■ INSTRUCTIONS TO FOLLOW
Each entry below should be retyped exactly as given.

■ AVAILABLE DATA
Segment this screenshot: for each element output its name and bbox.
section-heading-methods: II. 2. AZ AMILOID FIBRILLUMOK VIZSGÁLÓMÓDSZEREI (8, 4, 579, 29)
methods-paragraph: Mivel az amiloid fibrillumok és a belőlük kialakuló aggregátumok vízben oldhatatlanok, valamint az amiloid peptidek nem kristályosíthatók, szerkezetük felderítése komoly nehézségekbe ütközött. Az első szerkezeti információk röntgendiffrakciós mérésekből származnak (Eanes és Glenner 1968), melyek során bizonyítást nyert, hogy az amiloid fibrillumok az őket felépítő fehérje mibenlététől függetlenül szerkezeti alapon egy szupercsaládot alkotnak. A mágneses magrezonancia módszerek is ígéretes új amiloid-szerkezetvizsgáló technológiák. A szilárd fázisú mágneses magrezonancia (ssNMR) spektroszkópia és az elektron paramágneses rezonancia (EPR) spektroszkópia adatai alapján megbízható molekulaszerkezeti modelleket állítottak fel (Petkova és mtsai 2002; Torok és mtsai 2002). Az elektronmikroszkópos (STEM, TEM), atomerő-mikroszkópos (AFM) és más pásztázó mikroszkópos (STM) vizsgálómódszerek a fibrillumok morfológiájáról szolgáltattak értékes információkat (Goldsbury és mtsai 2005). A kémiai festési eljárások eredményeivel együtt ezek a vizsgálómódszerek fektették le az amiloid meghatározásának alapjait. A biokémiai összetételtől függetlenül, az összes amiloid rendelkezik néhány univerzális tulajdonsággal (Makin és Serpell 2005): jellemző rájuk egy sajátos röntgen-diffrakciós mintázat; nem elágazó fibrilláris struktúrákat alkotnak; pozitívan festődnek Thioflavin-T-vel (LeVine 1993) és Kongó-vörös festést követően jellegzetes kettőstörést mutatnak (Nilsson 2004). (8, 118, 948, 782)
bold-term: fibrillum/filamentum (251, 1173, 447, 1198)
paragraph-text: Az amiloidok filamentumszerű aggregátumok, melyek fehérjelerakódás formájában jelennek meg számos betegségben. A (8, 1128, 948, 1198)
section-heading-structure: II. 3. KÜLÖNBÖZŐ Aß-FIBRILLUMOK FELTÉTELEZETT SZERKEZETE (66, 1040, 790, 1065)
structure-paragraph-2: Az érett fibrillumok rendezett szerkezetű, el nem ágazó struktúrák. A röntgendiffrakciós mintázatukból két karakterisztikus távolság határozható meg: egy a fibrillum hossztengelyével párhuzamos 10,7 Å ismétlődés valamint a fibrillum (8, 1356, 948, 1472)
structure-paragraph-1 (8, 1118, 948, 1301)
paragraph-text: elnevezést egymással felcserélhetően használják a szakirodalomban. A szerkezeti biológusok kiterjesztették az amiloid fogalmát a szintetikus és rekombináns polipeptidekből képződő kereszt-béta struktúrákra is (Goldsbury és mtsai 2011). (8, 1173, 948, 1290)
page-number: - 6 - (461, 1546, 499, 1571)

■ REPLY
Segment this screenshot: for each element output its name and bbox.
section-heading-methods: II. 2. AZ AMILOID FIBRILLUMOK VIZSGÁLÓMÓDSZEREI (8, 4, 579, 29)
methods-paragraph: Mivel az amiloid fibrillumok és a belőlük kialakuló aggregátumok vízben oldhatatlanok, valamint az amiloid peptidek nem kristályosíthatók, szerkezetük felderítése komoly nehézségekbe ütközött. Az első szerkezeti információk röntgendiffrakciós mérésekből származnak (Eanes és Glenner 1968), melyek során bizonyítást nyert, hogy az amiloid fibrillumok az őket felépítő fehérje mibenlététől függetlenül szerkezeti alapon egy szupercsaládot alkotnak. A mágneses magrezonancia módszerek is ígéretes új amiloid-szerkezetvizsgáló technológiák. A szilárd fázisú mágneses magrezonancia (ssNMR) spektroszkópia és az elektron paramágneses rezonancia (EPR) spektroszkópia adatai alapján megbízható molekulaszerkezeti modelleket állítottak fel (Petkova és mtsai 2002; Torok és mtsai 2002). Az elektronmikroszkópos (STEM, TEM), atomerő-mikroszkópos (AFM) és más pásztázó mikroszkópos (STM) vizsgálómódszerek a fibrillumok morfológiájáról szolgáltattak értékes információkat (Goldsbury és mtsai 2005). A kémiai festési eljárások eredményeivel együtt ezek a vizsgálómódszerek fektették le az amiloid meghatározásának alapjait. A biokémiai összetételtől függetlenül, az összes amiloid rendelkezik néhány univerzális tulajdonsággal (Makin és Serpell 2005): jellemző rájuk egy sajátos röntgen-diffrakciós mintázat; nem elágazó fibrilláris struktúrákat alkotnak; pozitívan festődnek Thioflavin-T-vel (LeVine 1993) és Kongó-vörös festést követően jellegzetes kettőstörést mutatnak (Nilsson 2004). (8, 118, 948, 782)
bold-term: fibrillum/filamentum (251, 1173, 447, 1198)
paragraph-text: Az amiloidok filamentumszerű aggregátumok, melyek fehérjelerakódás formájában jelennek meg számos betegségben. A (8, 1128, 948, 1198)
section-heading-structure: II. 3. KÜLÖNBÖZŐ Aß-FIBRILLUMOK FELTÉTELEZETT SZERKEZETE (66, 1040, 790, 1065)
structure-paragraph-2: Az érett fibrillumok rendezett szerkezetű, el nem ágazó struktúrák. A röntgendiffrakciós mintázatukból két karakterisztikus távolság határozható meg: egy a fibrillum hossztengelyével párhuzamos 10,7 Å ismétlődés valamint a fibrillum (8, 1356, 948, 1472)
structure-paragraph-1 (8, 1118, 948, 1301)
paragraph-text: elnevezést egymással felcserélhetően használják a szakirodalomban. A szerkezeti biológusok kiterjesztették az amiloid fogalmát a szintetikus és rekombináns polipeptidekből képződő kereszt-béta struktúrákra is (Goldsbury és mtsai 2011). (8, 1173, 948, 1290)
page-number: - 6 - (461, 1546, 499, 1571)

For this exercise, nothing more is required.